═════ ZITIERTER TEXTAUSZUG ═════

Joe Biden ist bei seiner Rede nach dem Terroranschlag in Kabul, bei dem 13 US-Soldaten getötet wurden, emotional angegriffen Foto: dpa/AP/Evan Vucci

Der US-Präsident ist am bisherigen Tiefpunkt seiner Amtszeit angekommen. Die politische Opposition nutzt das Blutbad von Kabul für eine Generalabrechnung mit dem Commander-in-chief. Was bedeutet das Debakel für seine weitere Präsidentschaft?

═════

◆ AUFGABENSTELLUNG ◆
- A) Geben Sie den Textauszug über Joe Biden von „Der US-Präsident ist“ bis einschließlich „seine weitere Präsidentschaft?“ erneut wieder. Tauschen Sie dabei „Blutbad“ gegen „Attentat“ aus.
- B) Beantworten Sie anhand des Textauszugs über Joe Biden diese Fragen:
(i) Wie viele US-Soldaten wurden bei dem Terroranschlag in Kabul getötet?
(ii) An welchem Punkt seiner Amtszeit ist der US-Präsident laut dem Text angekommen?
(iii) Wofür nutzt die politische Opposition das Blutbad von Kabul?
- C) Führen Sie den Text über Joe Biden und das Debakel von Kabul im Anschluss an die letzte Frage weiter.

═════ AUFGEFÜHRTE EINTRÄGE ═════

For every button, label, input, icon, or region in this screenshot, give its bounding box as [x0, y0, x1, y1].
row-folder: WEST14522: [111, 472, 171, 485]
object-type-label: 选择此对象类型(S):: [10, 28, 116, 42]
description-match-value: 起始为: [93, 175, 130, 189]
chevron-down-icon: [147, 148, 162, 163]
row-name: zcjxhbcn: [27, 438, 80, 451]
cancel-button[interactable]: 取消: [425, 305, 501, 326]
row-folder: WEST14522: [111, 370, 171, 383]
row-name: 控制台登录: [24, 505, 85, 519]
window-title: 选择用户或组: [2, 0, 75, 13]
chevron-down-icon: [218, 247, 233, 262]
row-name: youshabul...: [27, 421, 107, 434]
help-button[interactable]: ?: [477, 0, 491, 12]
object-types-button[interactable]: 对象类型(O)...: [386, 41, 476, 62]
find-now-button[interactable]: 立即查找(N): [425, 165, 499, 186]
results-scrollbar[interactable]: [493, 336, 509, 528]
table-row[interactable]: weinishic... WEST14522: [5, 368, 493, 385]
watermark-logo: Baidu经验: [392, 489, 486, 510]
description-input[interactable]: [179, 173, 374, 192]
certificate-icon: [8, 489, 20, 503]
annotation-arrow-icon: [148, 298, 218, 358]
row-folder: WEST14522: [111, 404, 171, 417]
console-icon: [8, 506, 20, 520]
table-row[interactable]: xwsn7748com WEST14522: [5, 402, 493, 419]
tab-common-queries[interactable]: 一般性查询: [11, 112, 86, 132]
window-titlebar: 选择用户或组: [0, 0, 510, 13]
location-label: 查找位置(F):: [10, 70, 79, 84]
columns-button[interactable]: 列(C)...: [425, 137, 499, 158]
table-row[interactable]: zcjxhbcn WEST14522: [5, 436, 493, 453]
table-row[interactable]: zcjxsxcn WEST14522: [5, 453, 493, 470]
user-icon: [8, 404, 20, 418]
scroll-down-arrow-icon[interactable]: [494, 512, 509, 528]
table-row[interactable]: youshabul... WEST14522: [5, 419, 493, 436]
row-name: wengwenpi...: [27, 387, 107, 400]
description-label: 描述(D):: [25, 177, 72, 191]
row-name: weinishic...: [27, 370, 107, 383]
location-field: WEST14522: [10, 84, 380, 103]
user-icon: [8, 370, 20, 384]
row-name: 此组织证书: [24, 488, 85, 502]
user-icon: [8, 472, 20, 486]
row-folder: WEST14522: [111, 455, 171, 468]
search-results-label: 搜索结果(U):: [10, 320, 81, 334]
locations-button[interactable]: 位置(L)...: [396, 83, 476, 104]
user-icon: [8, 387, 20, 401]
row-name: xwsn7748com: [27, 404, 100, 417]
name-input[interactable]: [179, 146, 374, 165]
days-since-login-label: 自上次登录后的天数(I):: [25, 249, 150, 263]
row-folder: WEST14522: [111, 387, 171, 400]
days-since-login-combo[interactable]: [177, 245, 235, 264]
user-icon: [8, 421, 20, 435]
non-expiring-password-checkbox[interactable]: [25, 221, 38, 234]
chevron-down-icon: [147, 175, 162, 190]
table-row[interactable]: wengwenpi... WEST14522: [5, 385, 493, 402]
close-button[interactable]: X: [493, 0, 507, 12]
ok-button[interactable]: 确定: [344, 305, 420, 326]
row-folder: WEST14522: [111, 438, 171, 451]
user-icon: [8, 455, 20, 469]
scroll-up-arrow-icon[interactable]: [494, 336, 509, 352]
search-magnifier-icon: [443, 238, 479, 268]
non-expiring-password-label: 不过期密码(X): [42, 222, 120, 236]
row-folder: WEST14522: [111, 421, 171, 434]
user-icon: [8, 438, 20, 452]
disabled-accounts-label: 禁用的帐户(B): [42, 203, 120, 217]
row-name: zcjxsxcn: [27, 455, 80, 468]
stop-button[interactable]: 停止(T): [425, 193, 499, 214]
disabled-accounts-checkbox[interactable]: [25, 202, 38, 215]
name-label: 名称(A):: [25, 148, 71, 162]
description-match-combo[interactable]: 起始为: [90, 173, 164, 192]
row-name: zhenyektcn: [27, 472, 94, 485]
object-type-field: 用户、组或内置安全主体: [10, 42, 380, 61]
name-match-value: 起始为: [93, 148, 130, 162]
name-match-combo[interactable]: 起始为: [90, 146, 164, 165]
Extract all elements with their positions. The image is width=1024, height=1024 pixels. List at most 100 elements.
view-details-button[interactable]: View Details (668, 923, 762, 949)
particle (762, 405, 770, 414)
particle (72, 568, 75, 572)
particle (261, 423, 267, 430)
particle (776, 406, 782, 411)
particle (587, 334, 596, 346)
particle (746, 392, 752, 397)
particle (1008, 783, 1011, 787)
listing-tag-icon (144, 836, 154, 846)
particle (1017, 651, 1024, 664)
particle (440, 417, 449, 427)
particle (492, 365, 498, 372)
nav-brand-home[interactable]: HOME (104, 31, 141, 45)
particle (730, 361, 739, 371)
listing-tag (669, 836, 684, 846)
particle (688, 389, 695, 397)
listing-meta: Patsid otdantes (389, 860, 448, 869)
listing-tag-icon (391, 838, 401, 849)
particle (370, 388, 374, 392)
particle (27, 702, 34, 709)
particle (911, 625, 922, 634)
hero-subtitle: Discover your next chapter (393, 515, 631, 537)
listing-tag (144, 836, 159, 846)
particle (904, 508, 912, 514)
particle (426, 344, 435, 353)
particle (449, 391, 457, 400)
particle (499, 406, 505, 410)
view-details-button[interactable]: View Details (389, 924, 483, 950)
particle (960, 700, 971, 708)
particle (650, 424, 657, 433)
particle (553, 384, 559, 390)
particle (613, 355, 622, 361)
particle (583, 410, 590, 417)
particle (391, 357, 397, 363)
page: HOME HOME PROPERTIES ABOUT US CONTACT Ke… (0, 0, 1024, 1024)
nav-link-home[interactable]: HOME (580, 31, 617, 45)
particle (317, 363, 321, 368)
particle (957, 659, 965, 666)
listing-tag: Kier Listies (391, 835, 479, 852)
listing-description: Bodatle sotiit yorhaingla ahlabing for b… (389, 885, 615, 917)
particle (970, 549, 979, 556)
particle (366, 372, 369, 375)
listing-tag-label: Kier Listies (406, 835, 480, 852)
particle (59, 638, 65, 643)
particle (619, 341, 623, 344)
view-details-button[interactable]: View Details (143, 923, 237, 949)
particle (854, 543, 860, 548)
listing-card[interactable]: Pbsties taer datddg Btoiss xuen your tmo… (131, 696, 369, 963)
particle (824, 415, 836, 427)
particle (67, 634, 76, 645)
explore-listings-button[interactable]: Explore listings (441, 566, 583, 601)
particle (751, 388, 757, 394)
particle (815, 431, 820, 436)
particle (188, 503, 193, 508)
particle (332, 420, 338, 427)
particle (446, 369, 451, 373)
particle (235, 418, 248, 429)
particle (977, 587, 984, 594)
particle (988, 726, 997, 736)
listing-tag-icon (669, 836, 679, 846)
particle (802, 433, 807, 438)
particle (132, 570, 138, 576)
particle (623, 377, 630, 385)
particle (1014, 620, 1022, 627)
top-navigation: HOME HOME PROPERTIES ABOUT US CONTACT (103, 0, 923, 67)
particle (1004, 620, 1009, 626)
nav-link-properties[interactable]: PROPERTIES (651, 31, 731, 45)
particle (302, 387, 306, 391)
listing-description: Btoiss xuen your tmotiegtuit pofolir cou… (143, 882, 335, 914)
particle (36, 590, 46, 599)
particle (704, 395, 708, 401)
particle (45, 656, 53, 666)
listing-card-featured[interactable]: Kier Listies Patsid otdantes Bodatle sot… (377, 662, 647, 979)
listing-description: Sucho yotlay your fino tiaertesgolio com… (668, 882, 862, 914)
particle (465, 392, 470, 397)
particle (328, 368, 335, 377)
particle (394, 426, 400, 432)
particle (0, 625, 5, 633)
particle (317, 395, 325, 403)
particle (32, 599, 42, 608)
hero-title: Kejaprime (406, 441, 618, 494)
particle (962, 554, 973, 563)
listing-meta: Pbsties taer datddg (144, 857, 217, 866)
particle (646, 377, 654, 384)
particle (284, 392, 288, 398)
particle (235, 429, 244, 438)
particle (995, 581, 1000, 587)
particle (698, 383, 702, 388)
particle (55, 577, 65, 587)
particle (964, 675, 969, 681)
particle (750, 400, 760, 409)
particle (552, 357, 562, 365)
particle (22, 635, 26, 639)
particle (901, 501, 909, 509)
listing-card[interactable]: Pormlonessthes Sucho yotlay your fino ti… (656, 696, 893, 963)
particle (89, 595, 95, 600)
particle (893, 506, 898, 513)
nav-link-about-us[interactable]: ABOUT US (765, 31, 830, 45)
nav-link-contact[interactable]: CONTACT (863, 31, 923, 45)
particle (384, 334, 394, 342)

═════

◆ GEORDNETE ANTWORTEN ◆
- A)
Der US-Präsident ist am bisherigen Tiefpunkt seiner Amtszeit angekommen. Die politische Opposition nutzt das Attentat von Kabul für eine Generalabrechnung mit dem Commander-in-chief. Was bedeutet das Debakel für seine weitere Präsidentschaft?

- B)
(i) 13 US-Soldaten.
(ii) Am bisherigen Tiefpunkt seiner Amtszeit.
(iii) Für eine Generalabrechnung mit dem Commander-in-chief.

- C)
Washington - In der Stunde des Terrorschocks klang Joe Biden, der Realist, der außenpolitisch nur das tun will, was Amerika tatsächlich zu leisten vermag, wie George W. Bush. Wie der Präsident, der wie kein anderer die amerikanische Hybris im Rausch nach dem Sieg im Kalten Krieg verkörperte. „Wir werden nicht vergeben, wir werden nichts vergessen, wir werden euch jagen, und ihr werdet bezahlen“, ließ er den Ableger des „Islamischen Staats“ wissen, der Terrorgruppe, die sich zu den Attentaten am Kabuler Flughafen bekannte. Sein Land, kündigte Biden an, werde hart zurückschlagen gegen die Terroristen. Wo und wann, das werde es selbst bestimmen.